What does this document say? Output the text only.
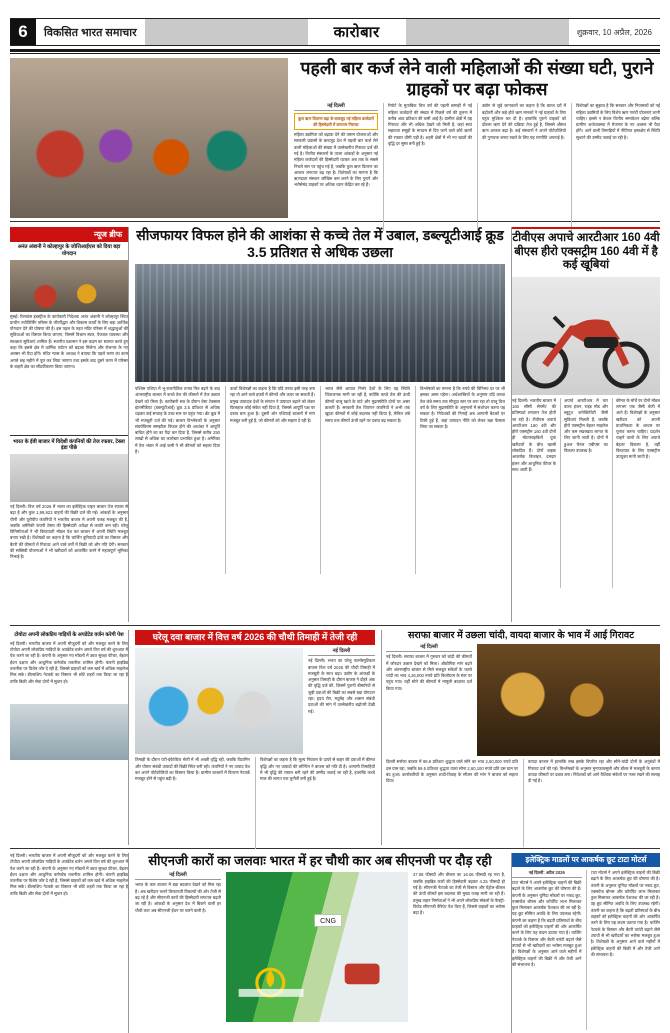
6	विकसित भारत समाचार	कारोबार	शुक्रवार, 10 अप्रैल, 2026
पहली बार कर्ज लेने वाली महिलाओं की संख्या घटी, पुराने ग्राहकों पर बढ़ा फोकस
नई दिल्ली
कुल ऋण वितरण बढ़ा के बावजूद नई महिला कर्जदारों की हिस्सेदारी में लगातार गिरावट
महिला उद्यमिता को बढ़ावा देने की तमाम योजनाओं और सरकारी प्रयासों के बावजूद देश में पहली बार कर्ज लेने वाली महिलाओं की संख्या में उल्लेखनीय गिरावट दर्ज की गई है। वित्तीय संस्थानों के ताजा आंकड़ों के अनुसार नई महिला कर्जदारों की हिस्सेदारी घटकर अब तक के सबसे निचले स्तर पर पहुंच गई है, जबकि कुल ऋण वितरण का आकार लगातार बढ़ रहा है। विशेषज्ञों का मानना है कि ऋणदाता संस्थान जोखिम कम करने के लिए पुराने और भरोसेमंद ग्राहकों पर अधिक ध्यान केंद्रित कर रहे हैं।
रिपोर्ट के मुताबिक वित्त वर्ष की पहली छमाही में नई महिला कर्जदारों की संख्या में पिछले वर्ष की तुलना में करीब आठ प्रतिशत की कमी आई है। ग्रामीण क्षेत्रों में यह गिरावट और भी अधिक देखने को मिली है, जहां स्वयं सहायता समूहों के माध्यम से दिए जाने वाले छोटे ऋणों की रफ्तार धीमी पड़ी है। शहरी क्षेत्रों में भी नए खातों की वृद्धि दर सुस्त बनी हुई है।
उद्योग से जुड़े जानकारों का कहना है कि ब्याज दरों में बढ़ोतरी और कड़े होते ऋण मानकों ने नई ग्राहकों के लिए पहुंच मुश्किल कर दी है। हालांकि पुराने ग्राहकों को दोबारा ऋण देने की प्रक्रिया तेज हुई है, जिससे औसत ऋण आकार बढ़ा है। कई संस्थानों ने अपने पोर्टफोलियो की गुणवत्ता बनाए रखने के लिए यह रणनीति अपनाई है।
विशेषज्ञों का सुझाव है कि सरकार और नियामकों को नई महिला उद्यमियों के लिए विशेष ऋण गारंटी योजनाएं लानी चाहिए। इससे न केवल वित्तीय समावेशन बढ़ेगा बल्कि ग्रामीण अर्थव्यवस्था में रोजगार के नए अवसर भी पैदा होंगे। आने वाली तिमाहियों में नीतिगत हस्तक्षेप से स्थिति सुधरने की उम्मीद जताई जा रही है।
न्यूज ब्रीफ
अनंत अंबानी ने कोल्हापुर के जोत्तिआईएस को दिया बड़ा योगदान
मुंबई। रिलायंस इंडस्ट्रीज के कार्यकारी निदेशक अनंत अंबानी ने कोल्हापुर स्थित प्राचीन ज्योतिर्लिंग परिसर के जीर्णोद्धार और विकास कार्यों के लिए बड़ा आर्थिक योगदान देने की घोषणा की है। इस पहल के तहत मंदिर परिसर में श्रद्धालुओं की सुविधाओं का विस्तार किया जाएगा, जिसमें विश्राम स्थल, पेयजल व्यवस्था और स्वच्छता सुविधाएं शामिल हैं। स्थानीय प्रशासन ने इस कदम का स्वागत करते हुए कहा कि इससे क्षेत्र में धार्मिक पर्यटन को बढ़ावा मिलेगा और रोजगार के नए अवसर भी पैदा होंगे। मंदिर न्यास के अध्यक्ष ने बताया कि पहले चरण का काम अगले छह महीने में पूरा कर लिया जाएगा तथा इसके बाद दूसरे चरण में परिसर के बाहरी क्षेत्र का सौंदर्यीकरण किया जाएगा।
भारत के ईवी बाजार में विदेशी कंपनियों की तेज रफ्तार, टेस्ला इंडा पीछे
नई दिल्ली। वित्त वर्ष 2026 में भारत का इलेक्ट्रिक वाहन बाजार तेज रफ्तार से बढ़ा है और कुल 1,99,923 वाहनों की बिक्री दर्ज की गई। आंकड़ों के अनुसार चीनी और यूरोपीय कंपनियों ने भारतीय बाजार में अपनी पकड़ मजबूत की है, जबकि अमेरिकी कंपनी टेस्ला की हिस्सेदारी अपेक्षा से काफी कम रही। घरेलू विनिर्माताओं ने भी किफायती मॉडल पेश कर बाजार में अपनी स्थिति मजबूत बनाए रखी है। विशेषज्ञों का कहना है कि चार्जिंग बुनियादी ढांचे का विस्तार और बैटरी की कीमतों में गिरावट आने वाले वर्षों में बिक्री को और गति देगी। सरकार की सब्सिडी योजनाओं ने भी खरीदारों को आकर्षित करने में महत्वपूर्ण भूमिका निभाई है।
सीजफायर विफल होने की आशंका से कच्चे तेल में उबाल, डब्ल्यूटीआई क्रूड 3.5 प्रतिशत से अधिक उछला
पश्चिम एशिया में भू-राजनीतिक तनाव फिर बढ़ने के बाद अंतरराष्ट्रीय बाजार में कच्चे तेल की कीमतों में तेज उछाल देखने को मिला है। कारोबारी सत्र के दौरान वेस्ट टेक्सास इंटरमीडिएट (डब्ल्यूटीआई) क्रूड 3.5 प्रतिशत से अधिक चढ़कर कई सप्ताह के उच्च स्तर पर पहुंच गया। ब्रेंट क्रूड में भी मजबूती दर्ज की गई। बाजार विश्लेषकों के अनुसार संघर्षविराम समझौता विफल होने की आशंका ने आपूर्ति बाधित होने का डर पैदा कर दिया है, जिससे करीब 250 लाखों से अधिक का कारोबार प्रभावित हुआ है। अमेरिका में तेल भंडार में आई कमी ने भी कीमतों को सहारा दिया है।
ऊर्जा विशेषज्ञों का कहना है कि यदि तनाव इसी तरह बना रहा तो आने वाले हफ्तों में कीमतें और ऊपर जा सकती हैं। प्रमुख उत्पादक देशों के संगठन ने उत्पादन बढ़ाने को लेकर फिलहाल कोई संकेत नहीं दिया है, जिससे आपूर्ति पक्ष पर दबाव बना हुआ है। दूसरी ओर एशियाई बाजारों में मांग मजबूत बनी हुई है, जो कीमतों को और सहारा दे रही है।
भारत जैसे आयात निर्भर देशों के लिए यह स्थिति चिंताजनक मानी जा रही है, क्योंकि कच्चे तेल की ऊंची कीमतें चालू खाते के घाटे और मुद्रास्फीति दोनों पर असर डालती हैं। सरकारी तेल विपणन कंपनियों ने अभी तक खुदरा कीमतों में कोई बदलाव नहीं किया है, लेकिन लंबे समय तक कीमतें ऊंची रहने पर दबाव बढ़ सकता है।
विश्लेषकों का मानना है कि रुपये की विनिमय दर पर भी इसका असर पड़ेगा। अर्थशास्त्रियों के अनुसार यदि कच्चा तेल लंबे समय तक मौजूदा स्तर पर बना रहा तो चालू वित्त वर्ष के लिए मुद्रास्फीति के अनुमानों में संशोधन करना पड़ सकता है। निवेशकों की निगाहें अब आगामी बैठकों पर टिकी हुई हैं, जहां उत्पादन नीति को लेकर बड़ा फैसला लिया जा सकता है।
टीवीएस अपाचे आरटीआर 160 4वी बीएस हीरो एक्सट्रीम 160 4वी में है कई खूबियां
नई दिल्ली। भारतीय बाजार में 160 सीसी सेगमेंट की प्रतिस्पर्धा लगातार तेज होती जा रही है। टीवीएस अपाचे आरटीआर 160 4वी और हीरो एक्सट्रीम 160 4वी दोनों ही मोटरसाइकिलें युवा खरीदारों के बीच खासी लोकप्रिय हैं। दोनों बाइक आकर्षक डिजाइन, दमदार इंजन और आधुनिक फीचर के साथ आती हैं।
अपाचे आरटीआर में चार वाल्व इंजन, राइड मोड और ब्लूटूथ कनेक्टिविटी जैसी सुविधाएं मिलती हैं, जबकि हीरो एक्सट्रीम बेहतर माइलेज और कम रखरखाव लागत के लिए जानी जाती है। दोनों में डुअल चैनल एबीएस का विकल्प उपलब्ध है।
कीमत के मोर्चे पर दोनों मॉडल लगभग एक जैसी श्रेणी में आते हैं। विशेषज्ञों के अनुसार खरीदार को अपनी प्राथमिकता के आधार पर चुनाव करना चाहिए। प्रदर्शन चाहने वालों के लिए अपाचे बेहतर विकल्प है, वहीं किफायत के लिए एक्सट्रीम उपयुक्त मानी जाती है।
टोयोटा अपनी लोकप्रिय गाड़ियों के अपडेटेड वर्जन करेगी पेश
नई दिल्ली। भारतीय बाजार में अपनी मौजूदगी को और मजबूत करने के लिए टोयोटा अपनी लोकप्रिय गाड़ियों के अपडेटेड वर्जन अगले वित्त वर्ष की शुरुआत में पेश करने जा रही है। कंपनी के अनुसार नए मॉडलों में उन्नत सुरक्षा फीचर, बेहतर ईंधन दक्षता और आधुनिक कनेक्टेड तकनीक शामिल होगी। कंपनी हाइब्रिड तकनीक पर विशेष जोर दे रही है, जिससे ग्राहकों को कम खर्च में अधिक माइलेज मिल सके। डीलरशिप नेटवर्क का विस्तार भी छोटे शहरों तक किया जा रहा है ताकि बिक्री और सेवा दोनों में सुधार हो।
घरेलू दवा बाजार में वित्त वर्ष 2026 की चौथी तिमाही में तेजी रही
नई दिल्ली
नई दिल्ली। भारत का घरेलू फार्मास्युटिकल बाजार वित्त वर्ष 2026 की चौथी तिमाही में मजबूती के साथ बढ़ा। उद्योग के आंकड़ों के अनुसार तिमाही के दौरान बाजार ने दोहरे अंक की वृद्धि दर्ज की, जिसमें पुरानी बीमारियों से जुड़ी दवाओं की बिक्री का सबसे बड़ा योगदान रहा। हृदय रोग, मधुमेह और श्वसन संबंधी दवाओं की मांग में उल्लेखनीय बढ़ोतरी देखी गई।
तिमाही के दौरान एंटी-इंफेक्टिव श्रेणी में भी अच्छी वृद्धि रही, जबकि विटामिन और पोषण संबंधी उत्पादों की बिक्री स्थिर बनी रही। कंपनियों ने नए उत्पाद पेश कर अपने पोर्टफोलियो का विस्तार किया है। ग्रामीण बाजारों में वितरण नेटवर्क मजबूत होने से पहुंच बढ़ी है।
विशेषज्ञों का कहना है कि मूल्य नियंत्रण के दायरे से बाहर की दवाओं में कीमत वृद्धि और नए उत्पादों की लॉन्चिंग ने बाजार को गति दी है। आगामी तिमाहियों में भी वृद्धि की रफ्तार बनी रहने की उम्मीद जताई जा रही है, हालांकि कच्चे माल की लागत एक चुनौती बनी हुई है।
सराफा बाजार में उछला चांदी, वायदा बाजार के भाव में आई गिरावट
नई दिल्ली
नई दिल्ली। सराफा बाजार में गुरुवार को चांदी की कीमतों में जोरदार उछाल देखने को मिला। औद्योगिक मांग बढ़ने और अंतरराष्ट्रीय बाजार से मिले मजबूत संकेतों के चलते चांदी का भाव 4,26,000 रुपये प्रति किलोग्राम के स्तर पर पहुंच गया। वहीं सोने की कीमतों में मामूली बदलाव दर्ज किया गया।
दिल्ली सर्राफा बाजार में 99.9 प्रतिशत शुद्धता वाले सोने का भाव 2,60,000 रुपये प्रति दस ग्राम रहा, जबकि 99.5 प्रतिशत शुद्धता वाला सोना 2,60,100 रुपये प्रति दस ग्राम पर बंद हुआ। कारोबारियों के अनुसार शादी-विवाह के सीजन की मांग ने बाजार को सहारा दिया।
वायदा बाजार में हालांकि रुख इसके विपरीत रहा और सोने-चांदी दोनों के अनुबंधों में गिरावट दर्ज की गई। विश्लेषकों के अनुसार मुनाफावसूली और डॉलर में मजबूती के कारण वायदा कीमतों पर दबाव बना। निवेशकों को आगे वैश्विक संकेतों पर नजर रखने की सलाह दी गई है।
नई दिल्ली। भारतीय बाजार में अपनी मौजूदगी को और मजबूत करने के लिए टोयोटा अपनी लोकप्रिय गाड़ियों के अपडेटेड वर्जन अगले वित्त वर्ष की शुरुआत में पेश करने जा रही है। कंपनी के अनुसार नए मॉडलों में उन्नत सुरक्षा फीचर, बेहतर ईंधन दक्षता और आधुनिक कनेक्टेड तकनीक शामिल होगी। कंपनी हाइब्रिड तकनीक पर विशेष जोर दे रही है, जिससे ग्राहकों को कम खर्च में अधिक माइलेज मिल सके। डीलरशिप नेटवर्क का विस्तार भी छोटे शहरों तक किया जा रहा है ताकि बिक्री और सेवा दोनों में सुधार हो।
सीएनजी कारों का जलवाः भारत में हर चौथी कार अब सीएनजी पर दौड़ रही
नई दिल्ली
भारत के कार बाजार में बड़ा बदलाव देखने को मिल रहा है। अब खरीदार चलने किफायती विकल्पों की ओर तेजी से बढ़ रहे हैं और सीएनजी कारों की हिस्सेदारी लगातार बढ़ती जा रही है। आंकड़ों के अनुसार देश में बिकने वाली हर चौथी कार अब सीएनजी ईंधन पर चलने वाली है।
CNG
47.08 फीसदी और डीजल का 16.06 फीसदी रह गया है, जबकि हाइब्रिड कारों की हिस्सेदारी बढ़कर 4.25 फीसदी हो गई है। सीएनजी नेटवर्क का तेजी से विस्तार और पेट्रोल-डीजल की ऊंची कीमतें इस बदलाव की मुख्य वजह मानी जा रही हैं। प्रमुख वाहन निर्माताओं ने भी अपने लोकप्रिय मॉडलों के फैक्ट्री-फिटेड सीएनजी वेरिएंट पेश किए हैं, जिससे ग्राहकों का भरोसा बढ़ा है।
इलेक्ट्रिक माडलों पर आकर्षक छूट टाटा मोटर्स
नई दिल्ली: अप्रैल 2026
टाटा मोटर्स ने अपने इलेक्ट्रिक वाहनों की बिक्री बढ़ाने के लिए आकर्षक छूट की घोषणा की है। कंपनी के अनुसार चुनिंदा मॉडलों पर नकद छूट, एक्सचेंज बोनस और कॉर्पोरेट लाभ मिलाकर कुल मिलाकर आकर्षक पेशकश की जा रही है। यह छूट सीमित अवधि के लिए उपलब्ध रहेगी। कंपनी का कहना है कि बढ़ती प्रतिस्पर्धा के बीच ग्राहकों को इलेक्ट्रिक वाहनों की ओर आकर्षित करने के लिए यह कदम उठाया गया है। चार्जिंग नेटवर्क के विस्तार और बैटरी वारंटी बढ़ाने जैसे उपायों से भी खरीदारों का भरोसा मजबूत हुआ है। विशेषज्ञों के अनुसार आने वाले महीनों में इलेक्ट्रिक वाहनों की बिक्री में और तेजी आने की संभावना है।
टाटा मोटर्स ने अपने इलेक्ट्रिक वाहनों की बिक्री बढ़ाने के लिए आकर्षक छूट की घोषणा की है। कंपनी के अनुसार चुनिंदा मॉडलों पर नकद छूट, एक्सचेंज बोनस और कॉर्पोरेट लाभ मिलाकर कुल मिलाकर आकर्षक पेशकश की जा रही है। यह छूट सीमित अवधि के लिए उपलब्ध रहेगी। कंपनी का कहना है कि बढ़ती प्रतिस्पर्धा के बीच ग्राहकों को इलेक्ट्रिक वाहनों की ओर आकर्षित करने के लिए यह कदम उठाया गया है। चार्जिंग नेटवर्क के विस्तार और बैटरी वारंटी बढ़ाने जैसे उपायों से भी खरीदारों का भरोसा मजबूत हुआ है। विशेषज्ञों के अनुसार आने वाले महीनों में इलेक्ट्रिक वाहनों की बिक्री में और तेजी आने की संभावना है।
══════════════════════════════
[What you will do]
Gather, from the listing above, every line carrying the word "अवसर".

[The response]
विशेषज्ञों का सुझाव है कि सरकार और नियामकों को नई महिला उद्यमियों के लिए विशेष ऋण गारंटी योजनाएं लानी चाहिए। इससे न केवल वित्तीय समावेशन बढ़ेगा बल्कि ग्रामीण अर्थव्यवस्था में रोजगार के नए अवसर भी पैदा होंगे। आने वाली तिमाहियों में नीतिगत हस्तक्षेप से स्थिति सुधरने की उम्मीद जताई जा रही है।
मुंबई। रिलायंस इंडस्ट्रीज के कार्यकारी निदेशक अनंत अंबानी ने कोल्हापुर स्थित प्राचीन ज्योतिर्लिंग परिसर के जीर्णोद्धार और विकास कार्यों के लिए बड़ा आर्थिक योगदान देने की घोषणा की है। इस पहल के तहत मंदिर परिसर में श्रद्धालुओं की सुविधाओं का विस्तार किया जाएगा, जिसमें विश्राम स्थल, पेयजल व्यवस्था और स्वच्छता सुविधाएं शामिल हैं। स्थानीय प्रशासन ने इस कदम का स्वागत करते हुए कहा कि इससे क्षेत्र में धार्मिक पर्यटन को बढ़ावा मिलेगा और रोजगार के नए अवसर भी पैदा होंगे। मंदिर न्यास के अध्यक्ष ने बताया कि पहले चरण का काम अगले छह महीने में पूरा कर लिया जाएगा तथा इसके बाद दूसरे चरण में परिसर के बाहरी क्षेत्र का सौंदर्यीकरण किया जाएगा।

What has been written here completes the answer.